[Problem details] Pictures are not part of the copy; repeat everything else in the records exactly.

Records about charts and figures
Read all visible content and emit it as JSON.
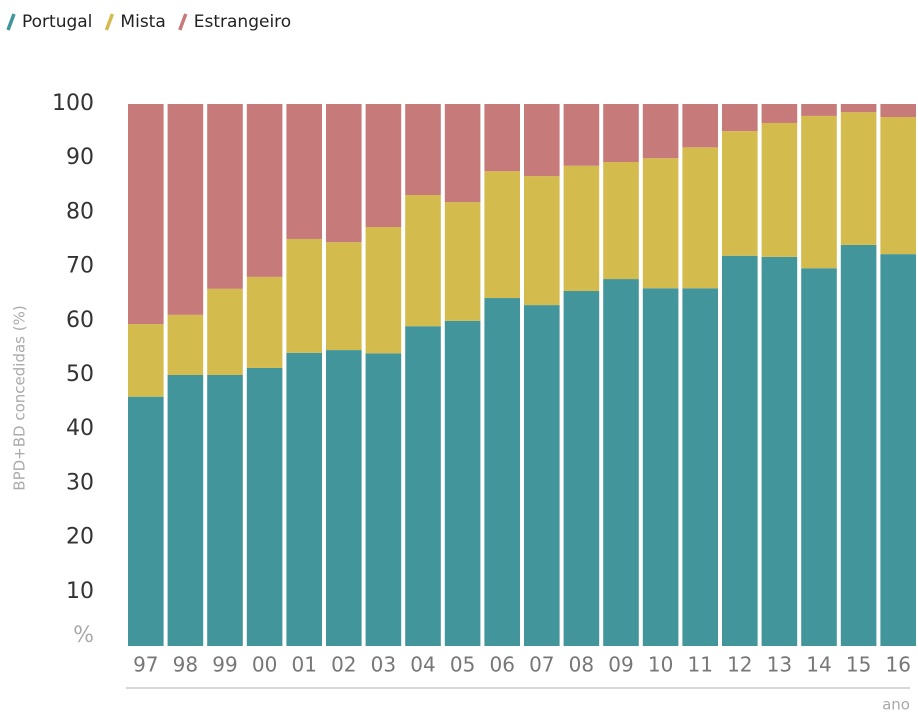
{
  "chart_data": {
    "type": "stacked_bar",
    "y_label": "BPD+BD concedidas (%)",
    "x_label": "ano",
    "categories": [
      "97",
      "98",
      "99",
      "00",
      "01",
      "02",
      "03",
      "04",
      "05",
      "06",
      "07",
      "08",
      "09",
      "10",
      "11",
      "12",
      "13",
      "14",
      "15",
      "16"
    ],
    "series": [
      {
        "name": "Portugal",
        "color": "#42959a",
        "values": [
          46,
          50,
          50,
          51.3,
          54.1,
          54.6,
          54,
          59,
          60,
          64.2,
          62.9,
          65.5,
          67.7,
          66,
          66,
          72,
          71.8,
          69.7,
          74,
          72.3
        ]
      },
      {
        "name": "Mista",
        "color": "#d4bb4e",
        "values": [
          13.4,
          11.1,
          15.9,
          16.8,
          21,
          19.9,
          23.3,
          24.2,
          21.9,
          23.4,
          23.8,
          23.1,
          21.6,
          24,
          26,
          23,
          24.7,
          28.1,
          24.5,
          25.3
        ]
      },
      {
        "name": "Estrangeiro",
        "color": "#c77a7a",
        "values": [
          40.6,
          38.9,
          34.1,
          31.9,
          24.9,
          25.5,
          22.7,
          16.8,
          18.1,
          12.4,
          13.3,
          11.4,
          10.7,
          10,
          8,
          5,
          3.5,
          2.2,
          1.5,
          2.4
        ]
      }
    ],
    "ylim": [
      0,
      100
    ],
    "yticks": [
      {
        "value": 0,
        "label": "%"
      },
      10,
      20,
      30,
      40,
      50,
      60,
      70,
      80,
      90,
      100
    ],
    "legend": "top-left"
  }
}
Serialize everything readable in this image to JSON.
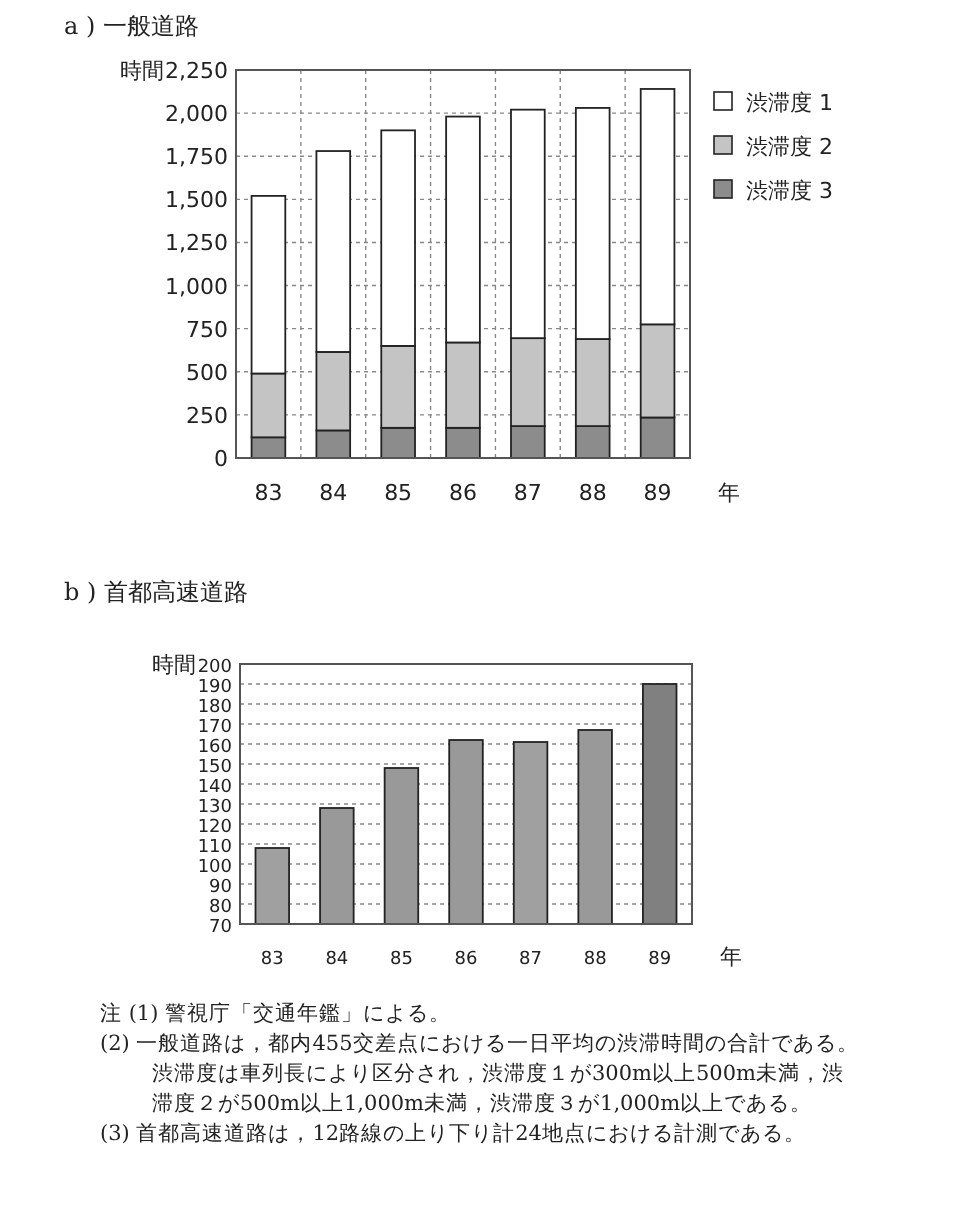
{
  "chart_data": [
    {
      "type": "bar",
      "title": "a ) 一般道路",
      "ylabel": "時間",
      "xlabel": "年",
      "categories": [
        "83",
        "84",
        "85",
        "86",
        "87",
        "88",
        "89"
      ],
      "stacked": true,
      "legend": "right",
      "grid": true,
      "series": [
        {
          "name": "渋滞度 3",
          "color": "#8c8c8c",
          "values": [
            120,
            160,
            175,
            175,
            185,
            185,
            235
          ]
        },
        {
          "name": "渋滞度 2",
          "color": "#c4c4c4",
          "values": [
            370,
            455,
            475,
            495,
            510,
            505,
            540
          ]
        },
        {
          "name": "渋滞度 1",
          "color": "#ffffff",
          "values": [
            1030,
            1165,
            1250,
            1310,
            1325,
            1340,
            1365
          ]
        }
      ],
      "ylim": [
        0,
        2250
      ],
      "yticks": [
        0,
        250,
        500,
        750,
        {
          "value": 1000,
          "label": "1,000"
        },
        {
          "value": 1250,
          "label": "1,250"
        },
        {
          "value": 1500,
          "label": "1,500"
        },
        {
          "value": 1750,
          "label": "1,750"
        },
        {
          "value": 2000,
          "label": "2,000"
        },
        {
          "value": 2250,
          "label": "2,250"
        }
      ]
    },
    {
      "type": "bar",
      "title": "b ) 首都高速道路",
      "ylabel": "時間",
      "xlabel": "年",
      "categories": [
        "83",
        "84",
        "85",
        "86",
        "87",
        "88",
        "89"
      ],
      "grid": "y",
      "colors": [
        "#a0a0a0",
        "#999999",
        "#999999",
        "#999999",
        "#a0a0a0",
        "#999999",
        "#808080"
      ],
      "values": [
        108,
        128,
        148,
        162,
        161,
        167,
        190
      ],
      "ylim": [
        70,
        200
      ],
      "yticks": [
        70,
        80,
        90,
        100,
        110,
        120,
        130,
        140,
        150,
        160,
        170,
        180,
        190,
        200
      ],
      "annotations": [
        "注 (1) 警視庁「交通年鑑」による。",
        "(2) 一般道路は，都内455交差点における一日平均の渋滞時間の合計である。渋滞度は車列長により区分され，渋滞度１が300m以上500m未満，渋滞度２が500m以上1,000m未満，渋滞度３が1,000m以上である。",
        "(3) 首都高速道路は，12路線の上り下り計24地点における計測である。"
      ]
    }
  ]
}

[Exercise output]
Read all visible content and emit it as JSON.
{
  "chart_data": {
    "type": "stacked_bar",
    "y_label": "BPD+BD concedidas (%)",
    "x_label": "ano",
    "categories": [
      "97",
      "98",
      "99",
      "00",
      "01",
      "02",
      "03",
      "04",
      "05",
      "06",
      "07",
      "08",
      "09",
      "10",
      "11",
      "12",
      "13",
      "14",
      "15",
      "16"
    ],
    "series": [
      {
        "name": "Portugal",
        "color": "#42959a",
        "values": [
          46,
          50,
          50,
          51.3,
          54.1,
          54.6,
          54,
          59,
          60,
          64.2,
          62.9,
          65.5,
          67.7,
          66,
          66,
          72,
          71.8,
          69.7,
          74,
          72.3
        ]
      },
      {
        "name": "Mista",
        "color": "#d4bb4e",
        "values": [
          13.4,
          11.1,
          15.9,
          16.8,
          21,
          19.9,
          23.3,
          24.2,
          21.9,
          23.4,
          23.8,
          23.1,
          21.6,
          24,
          26,
          23,
          24.7,
          28.1,
          24.5,
          25.3
        ]
      },
      {
        "name": "Estrangeiro",
        "color": "#c77a7a",
        "values": [
          40.6,
          38.9,
          34.1,
          31.9,
          24.9,
          25.5,
          22.7,
          16.8,
          18.1,
          12.4,
          13.3,
          11.4,
          10.7,
          10,
          8,
          5,
          3.5,
          2.2,
          1.5,
          2.4
        ]
      }
    ],
    "ylim": [
      0,
      100
    ],
    "yticks": [
      {
        "value": 0,
        "label": "%"
      },
      10,
      20,
      30,
      40,
      50,
      60,
      70,
      80,
      90,
      100
    ],
    "legend": "top-left"
  }
}
Serialize everything readable in this image to JSON.
{
  "chart_data": [
    {
      "type": "bar",
      "title": "a ) 一般道路",
      "ylabel": "時間",
      "xlabel": "年",
      "categories": [
        "83",
        "84",
        "85",
        "86",
        "87",
        "88",
        "89"
      ],
      "stacked": true,
      "legend": "right",
      "grid": true,
      "series": [
        {
          "name": "渋滞度 3",
          "color": "#8c8c8c",
          "values": [
            120,
            160,
            175,
            175,
            185,
            185,
            235
          ]
        },
        {
          "name": "渋滞度 2",
          "color": "#c4c4c4",
          "values": [
            370,
            455,
            475,
            495,
            510,
            505,
            540
          ]
        },
        {
          "name": "渋滞度 1",
          "color": "#ffffff",
          "values": [
            1030,
            1165,
            1250,
            1310,
            1325,
            1340,
            1365
          ]
        }
      ],
      "ylim": [
        0,
        2250
      ],
      "yticks": [
        0,
        250,
        500,
        750,
        {
          "value": 1000,
          "label": "1,000"
        },
        {
          "value": 1250,
          "label": "1,250"
        },
        {
          "value": 1500,
          "label": "1,500"
        },
        {
          "value": 1750,
          "label": "1,750"
        },
        {
          "value": 2000,
          "label": "2,000"
        },
        {
          "value": 2250,
          "label": "2,250"
        }
      ]
    },
    {
      "type": "bar",
      "title": "b ) 首都高速道路",
      "ylabel": "時間",
      "xlabel": "年",
      "categories": [
        "83",
        "84",
        "85",
        "86",
        "87",
        "88",
        "89"
      ],
      "grid": "y",
      "colors": [
        "#a0a0a0",
        "#999999",
        "#999999",
        "#999999",
        "#a0a0a0",
        "#999999",
        "#808080"
      ],
      "values": [
        108,
        128,
        148,
        162,
        161,
        167,
        190
      ],
      "ylim": [
        70,
        200
      ],
      "yticks": [
        70,
        80,
        90,
        100,
        110,
        120,
        130,
        140,
        150,
        160,
        170,
        180,
        190,
        200
      ],
      "annotations": [
        "注 (1) 警視庁「交通年鑑」による。",
        "(2) 一般道路は，都内455交差点における一日平均の渋滞時間の合計である。渋滞度は車列長により区分され，渋滞度１が300m以上500m未満，渋滞度２が500m以上1,000m未満，渋滞度３が1,000m以上である。",
        "(3) 首都高速道路は，12路線の上り下り計24地点における計測である。"
      ]
    }
  ]
}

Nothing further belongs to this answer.